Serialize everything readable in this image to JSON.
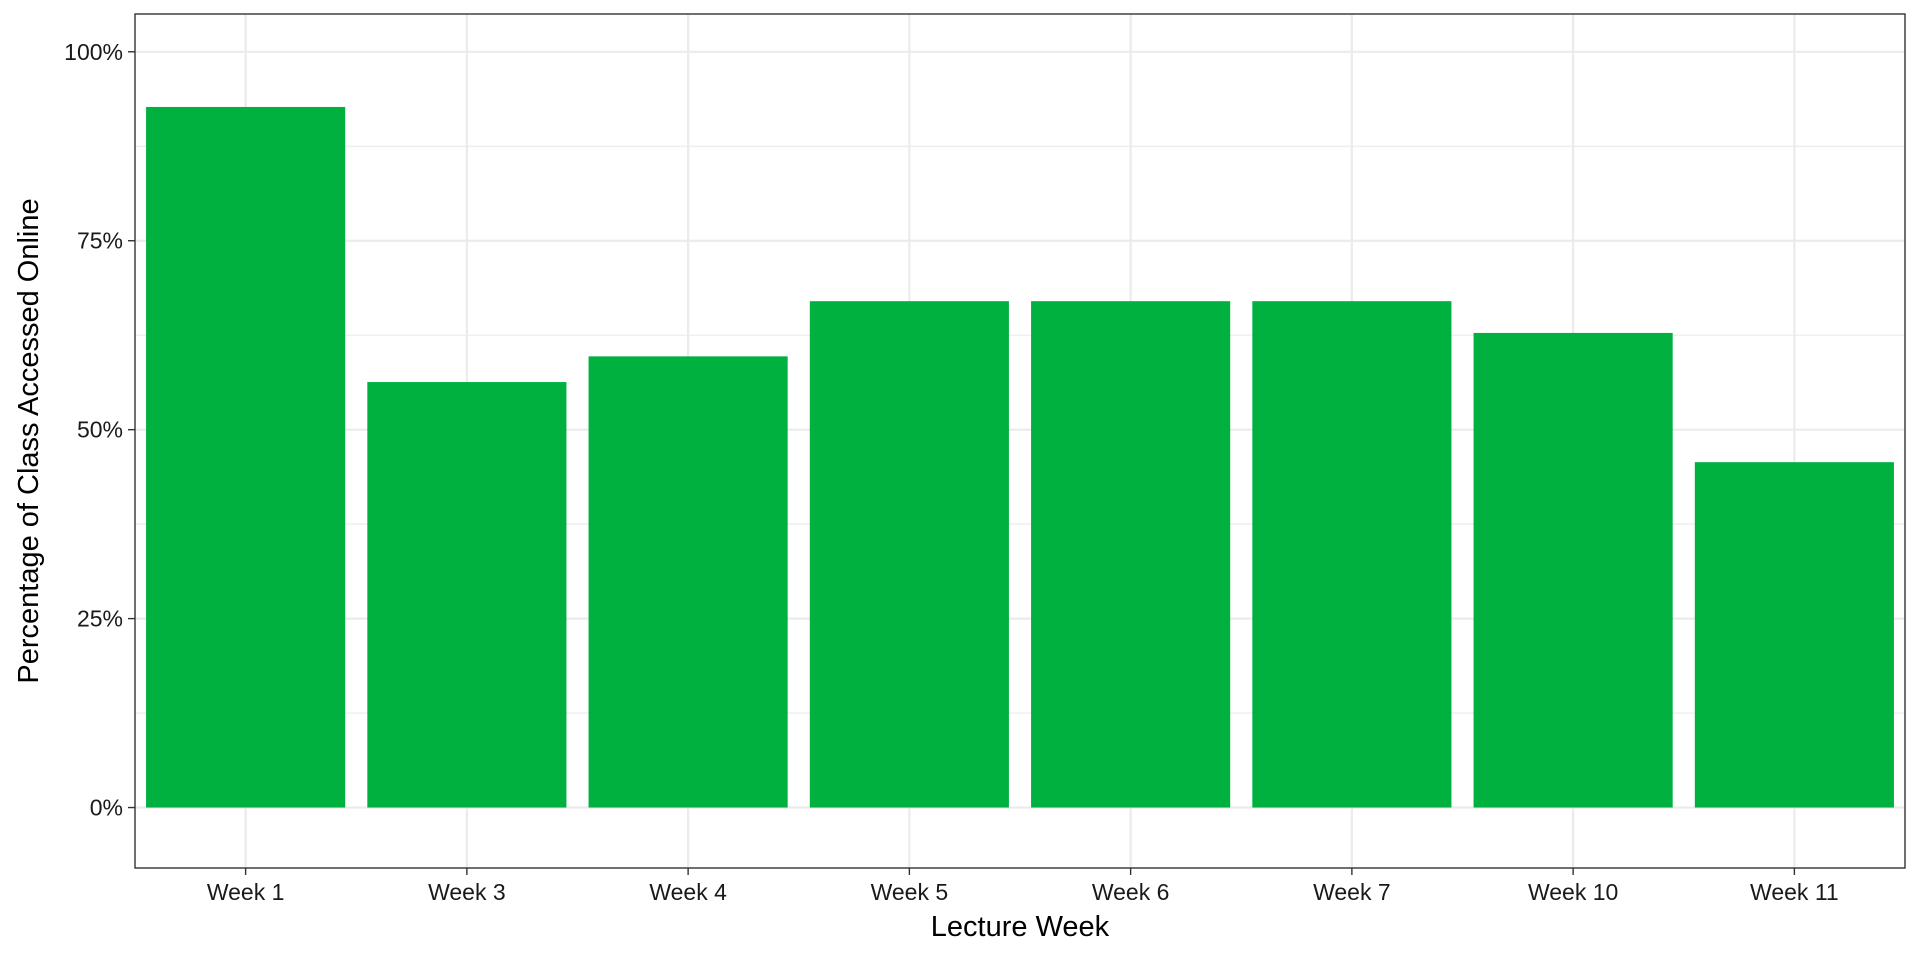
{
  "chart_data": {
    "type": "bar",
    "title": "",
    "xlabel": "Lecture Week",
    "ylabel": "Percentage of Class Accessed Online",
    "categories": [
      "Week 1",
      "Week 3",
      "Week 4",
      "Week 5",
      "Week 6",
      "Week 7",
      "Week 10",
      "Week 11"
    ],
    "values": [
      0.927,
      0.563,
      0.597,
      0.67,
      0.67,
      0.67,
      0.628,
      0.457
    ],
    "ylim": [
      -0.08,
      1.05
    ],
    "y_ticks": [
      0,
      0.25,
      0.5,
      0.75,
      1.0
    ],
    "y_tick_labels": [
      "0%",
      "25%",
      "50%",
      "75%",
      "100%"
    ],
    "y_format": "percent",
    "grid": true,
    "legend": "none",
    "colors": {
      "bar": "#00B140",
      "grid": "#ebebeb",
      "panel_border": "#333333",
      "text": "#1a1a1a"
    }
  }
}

----

_Direction:_
Make an exact copy of every record, pictures excluded.

_Correct result:_
Serialize everything readable in this image to JSON.
{
  "chart_data": {
    "type": "bar",
    "title": "",
    "xlabel": "Lecture Week",
    "ylabel": "Percentage of Class Accessed Online",
    "categories": [
      "Week 1",
      "Week 3",
      "Week 4",
      "Week 5",
      "Week 6",
      "Week 7",
      "Week 10",
      "Week 11"
    ],
    "values": [
      0.927,
      0.563,
      0.597,
      0.67,
      0.67,
      0.67,
      0.628,
      0.457
    ],
    "ylim": [
      -0.08,
      1.05
    ],
    "y_ticks": [
      0,
      0.25,
      0.5,
      0.75,
      1.0
    ],
    "y_tick_labels": [
      "0%",
      "25%",
      "50%",
      "75%",
      "100%"
    ],
    "y_format": "percent",
    "grid": true,
    "legend": "none",
    "colors": {
      "bar": "#00B140",
      "grid": "#ebebeb",
      "panel_border": "#333333",
      "text": "#1a1a1a"
    }
  }
}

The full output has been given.